- **GOAL OF THE EXERCISE**: Of all the lines in the material, how many include the word "text"? Give only the number.
++++++++++
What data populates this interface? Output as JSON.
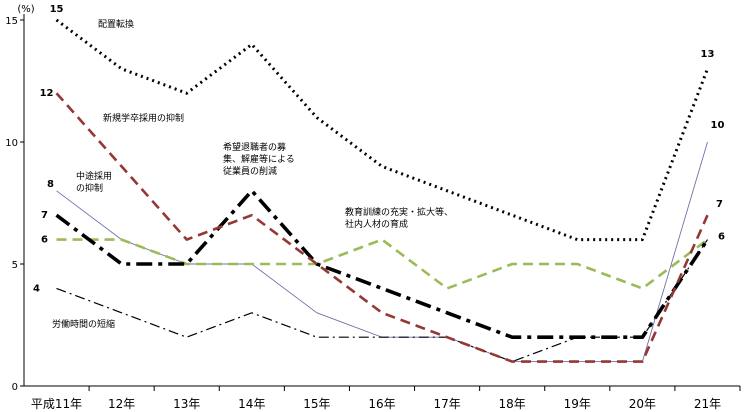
{
  "chart_data": {
    "type": "line",
    "ylabel": "(%)",
    "ylim": [
      0,
      15
    ],
    "yticks": [
      "0",
      "5",
      "10",
      "15"
    ],
    "grid": false,
    "categories": [
      "平成11年",
      "12年",
      "13年",
      "14年",
      "15年",
      "16年",
      "17年",
      "18年",
      "19年",
      "20年",
      "21年"
    ],
    "series": [
      {
        "name": "配置転換",
        "values": [
          15,
          13,
          12,
          14,
          11,
          9,
          8,
          7,
          6,
          6,
          13
        ],
        "color": "#000000",
        "style": "dotted"
      },
      {
        "name": "新規学卒採用の抑制",
        "values": [
          12,
          9,
          6,
          7,
          5,
          3,
          2,
          1,
          1,
          1,
          7
        ],
        "color": "#953735",
        "style": "dashed"
      },
      {
        "name": "中途採用の抑制",
        "values": [
          8,
          6,
          5,
          5,
          3,
          2,
          2,
          1,
          1,
          1,
          10
        ],
        "color": "#7070a8",
        "style": "solid"
      },
      {
        "name": "希望退職者の募集、解雇等による従業員の削減",
        "values": [
          7,
          5,
          5,
          8,
          5,
          4,
          3,
          2,
          2,
          2,
          6
        ],
        "color": "#000000",
        "style": "dashdot-heavy"
      },
      {
        "name": "教育訓練の充実・拡大等、社内人材の育成",
        "values": [
          6,
          6,
          5,
          5,
          5,
          6,
          4,
          5,
          5,
          4,
          6
        ],
        "color": "#9bbb59",
        "style": "dashed"
      },
      {
        "name": "労働時間の短縮",
        "values": [
          4,
          3,
          2,
          3,
          2,
          2,
          2,
          1,
          2,
          2,
          6
        ],
        "color": "#000000",
        "style": "dashdot"
      }
    ],
    "data_labels": [
      {
        "series": 0,
        "index": 0,
        "text": "15"
      },
      {
        "series": 1,
        "index": 0,
        "text": "12"
      },
      {
        "series": 2,
        "index": 0,
        "text": "8"
      },
      {
        "series": 3,
        "index": 0,
        "text": "7"
      },
      {
        "series": 4,
        "index": 0,
        "text": "6"
      },
      {
        "series": 5,
        "index": 0,
        "text": "4"
      },
      {
        "series": 0,
        "index": 10,
        "text": "13"
      },
      {
        "series": 2,
        "index": 10,
        "text": "10"
      },
      {
        "series": 1,
        "index": 10,
        "text": "7"
      },
      {
        "series": 4,
        "index": 10,
        "text": "6"
      }
    ],
    "annotations": [
      {
        "series": 0,
        "lines": [
          "配置転換"
        ]
      },
      {
        "series": 1,
        "lines": [
          "新規学卒採用の抑制"
        ]
      },
      {
        "series": 2,
        "lines": [
          "中途採用",
          "の抑制"
        ]
      },
      {
        "series": 3,
        "lines": [
          "希望退職者の募",
          "集、解雇等による",
          "従業員の削減"
        ]
      },
      {
        "series": 4,
        "lines": [
          "教育訓練の充実・拡大等、",
          "社内人材の育成"
        ]
      },
      {
        "series": 5,
        "lines": [
          "労働時間の短縮"
        ]
      }
    ]
  }
}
++++++++++
- **WRITTEN SOLUTION**: 10